## START

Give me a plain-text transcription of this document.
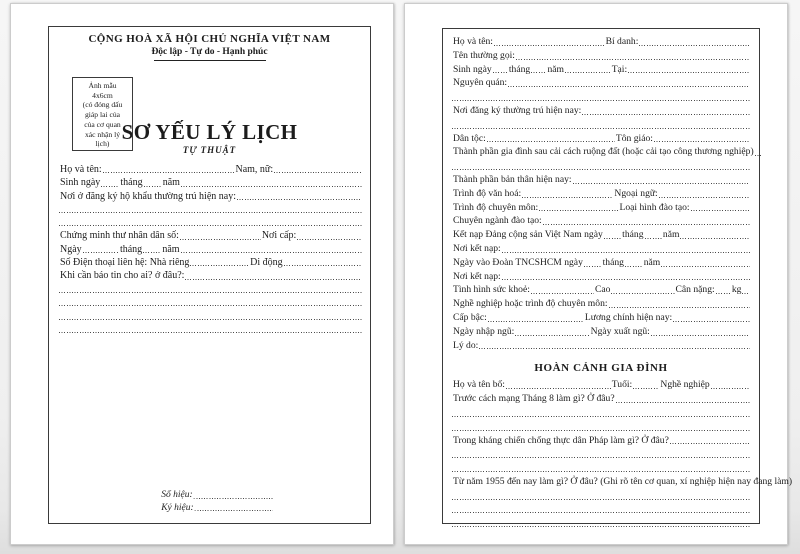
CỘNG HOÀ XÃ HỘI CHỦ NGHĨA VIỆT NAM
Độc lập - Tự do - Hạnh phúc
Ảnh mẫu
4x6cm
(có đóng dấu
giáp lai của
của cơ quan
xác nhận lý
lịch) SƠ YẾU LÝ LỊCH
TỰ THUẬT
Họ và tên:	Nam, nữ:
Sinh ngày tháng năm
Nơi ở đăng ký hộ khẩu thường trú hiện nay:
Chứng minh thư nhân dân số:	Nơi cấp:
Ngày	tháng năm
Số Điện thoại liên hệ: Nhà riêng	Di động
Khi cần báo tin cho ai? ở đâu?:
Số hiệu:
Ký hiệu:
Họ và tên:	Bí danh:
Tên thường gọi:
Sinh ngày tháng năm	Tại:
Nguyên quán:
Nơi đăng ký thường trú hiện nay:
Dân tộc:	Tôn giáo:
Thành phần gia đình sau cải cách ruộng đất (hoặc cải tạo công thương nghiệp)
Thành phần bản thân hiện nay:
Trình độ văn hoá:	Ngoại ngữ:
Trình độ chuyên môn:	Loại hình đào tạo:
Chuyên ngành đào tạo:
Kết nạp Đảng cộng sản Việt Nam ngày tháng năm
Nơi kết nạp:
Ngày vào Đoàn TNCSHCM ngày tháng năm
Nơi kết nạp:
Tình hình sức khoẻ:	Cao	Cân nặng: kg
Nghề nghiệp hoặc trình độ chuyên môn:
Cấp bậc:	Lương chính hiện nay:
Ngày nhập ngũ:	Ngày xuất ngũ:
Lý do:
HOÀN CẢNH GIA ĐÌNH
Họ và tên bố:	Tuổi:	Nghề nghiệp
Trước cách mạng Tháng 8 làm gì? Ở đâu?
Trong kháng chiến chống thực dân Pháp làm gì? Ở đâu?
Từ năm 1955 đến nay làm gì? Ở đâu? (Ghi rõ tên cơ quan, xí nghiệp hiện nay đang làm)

## END
## START

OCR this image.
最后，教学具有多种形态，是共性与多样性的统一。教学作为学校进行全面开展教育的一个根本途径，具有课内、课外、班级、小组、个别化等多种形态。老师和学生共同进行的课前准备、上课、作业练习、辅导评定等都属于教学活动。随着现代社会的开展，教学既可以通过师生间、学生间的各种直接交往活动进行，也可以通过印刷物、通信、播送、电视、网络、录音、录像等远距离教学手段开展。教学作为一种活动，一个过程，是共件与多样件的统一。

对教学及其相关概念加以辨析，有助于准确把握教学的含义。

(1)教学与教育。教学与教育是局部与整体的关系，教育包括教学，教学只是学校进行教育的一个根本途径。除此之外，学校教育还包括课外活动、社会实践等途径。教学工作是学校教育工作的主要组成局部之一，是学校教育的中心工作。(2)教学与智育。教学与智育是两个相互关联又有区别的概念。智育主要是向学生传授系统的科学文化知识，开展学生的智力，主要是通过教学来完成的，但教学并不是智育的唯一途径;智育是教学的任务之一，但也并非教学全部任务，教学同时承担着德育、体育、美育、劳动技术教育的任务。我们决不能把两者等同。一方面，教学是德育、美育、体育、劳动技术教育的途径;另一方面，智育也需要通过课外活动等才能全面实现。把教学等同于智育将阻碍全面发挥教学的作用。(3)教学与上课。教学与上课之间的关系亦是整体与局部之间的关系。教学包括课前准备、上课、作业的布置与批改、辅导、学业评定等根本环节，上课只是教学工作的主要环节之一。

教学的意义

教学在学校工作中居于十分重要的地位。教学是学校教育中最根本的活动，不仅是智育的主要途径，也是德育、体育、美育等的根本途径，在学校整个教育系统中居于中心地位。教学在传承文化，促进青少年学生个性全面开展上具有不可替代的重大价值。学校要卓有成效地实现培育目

## END
## START

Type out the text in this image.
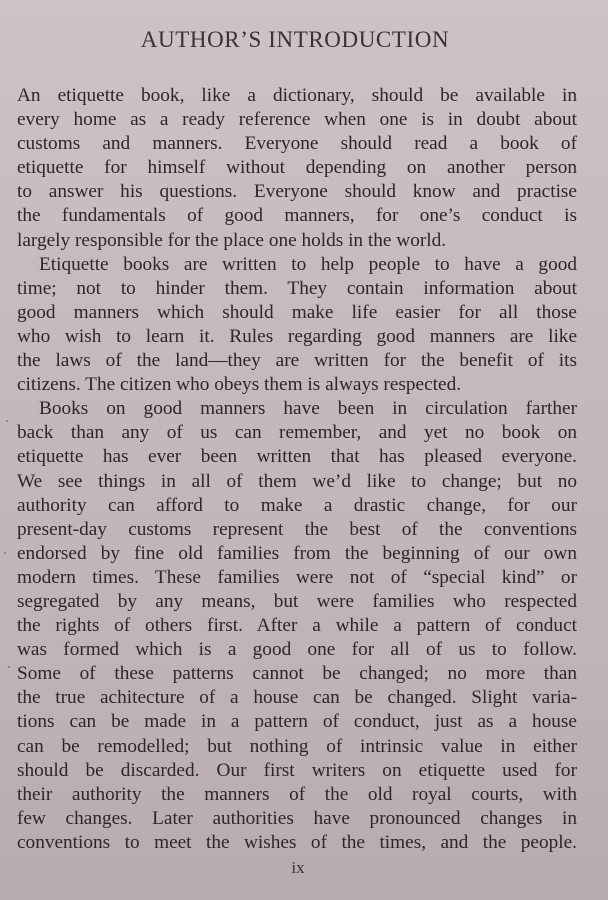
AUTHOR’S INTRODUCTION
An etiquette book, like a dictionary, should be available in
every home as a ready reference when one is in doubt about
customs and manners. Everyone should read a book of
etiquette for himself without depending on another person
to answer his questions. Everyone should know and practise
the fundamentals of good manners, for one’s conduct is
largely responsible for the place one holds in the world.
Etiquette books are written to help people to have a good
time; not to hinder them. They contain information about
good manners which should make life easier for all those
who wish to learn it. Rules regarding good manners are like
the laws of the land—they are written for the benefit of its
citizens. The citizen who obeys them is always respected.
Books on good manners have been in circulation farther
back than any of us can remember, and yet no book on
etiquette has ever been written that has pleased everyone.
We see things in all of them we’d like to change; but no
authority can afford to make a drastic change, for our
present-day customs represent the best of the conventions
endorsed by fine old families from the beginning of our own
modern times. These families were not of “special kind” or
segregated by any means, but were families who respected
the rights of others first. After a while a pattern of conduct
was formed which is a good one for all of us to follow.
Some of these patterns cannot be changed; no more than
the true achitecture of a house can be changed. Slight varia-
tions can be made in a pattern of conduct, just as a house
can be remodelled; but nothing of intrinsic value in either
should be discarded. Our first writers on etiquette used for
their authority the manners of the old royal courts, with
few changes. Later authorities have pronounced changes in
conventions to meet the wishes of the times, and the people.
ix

## END

▸ Problem to solve
Give the number of lines in the data that contain "make", with no other words.

▸ Response to the task
2